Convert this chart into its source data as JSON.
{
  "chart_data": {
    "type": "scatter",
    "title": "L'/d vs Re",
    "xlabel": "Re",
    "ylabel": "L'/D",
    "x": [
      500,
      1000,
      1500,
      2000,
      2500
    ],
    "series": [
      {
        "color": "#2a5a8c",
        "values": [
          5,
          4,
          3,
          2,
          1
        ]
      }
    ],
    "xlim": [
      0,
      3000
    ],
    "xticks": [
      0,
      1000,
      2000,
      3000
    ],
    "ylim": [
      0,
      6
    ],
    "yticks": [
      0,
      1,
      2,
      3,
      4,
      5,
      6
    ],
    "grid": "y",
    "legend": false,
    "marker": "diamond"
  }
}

> Exercise description
Return each entry from above without altering a single character.

> Exercise solution
Convert this chart into its source data as JSON.
{
  "chart_data": {
    "type": "scatter",
    "title": "L'/d vs Re",
    "xlabel": "Re",
    "ylabel": "L'/D",
    "x": [
      500,
      1000,
      1500,
      2000,
      2500
    ],
    "series": [
      {
        "color": "#2a5a8c",
        "values": [
          5,
          4,
          3,
          2,
          1
        ]
      }
    ],
    "xlim": [
      0,
      3000
    ],
    "xticks": [
      0,
      1000,
      2000,
      3000
    ],
    "ylim": [
      0,
      6
    ],
    "yticks": [
      0,
      1,
      2,
      3,
      4,
      5,
      6
    ],
    "grid": "y",
    "legend": false,
    "marker": "diamond"
  }
}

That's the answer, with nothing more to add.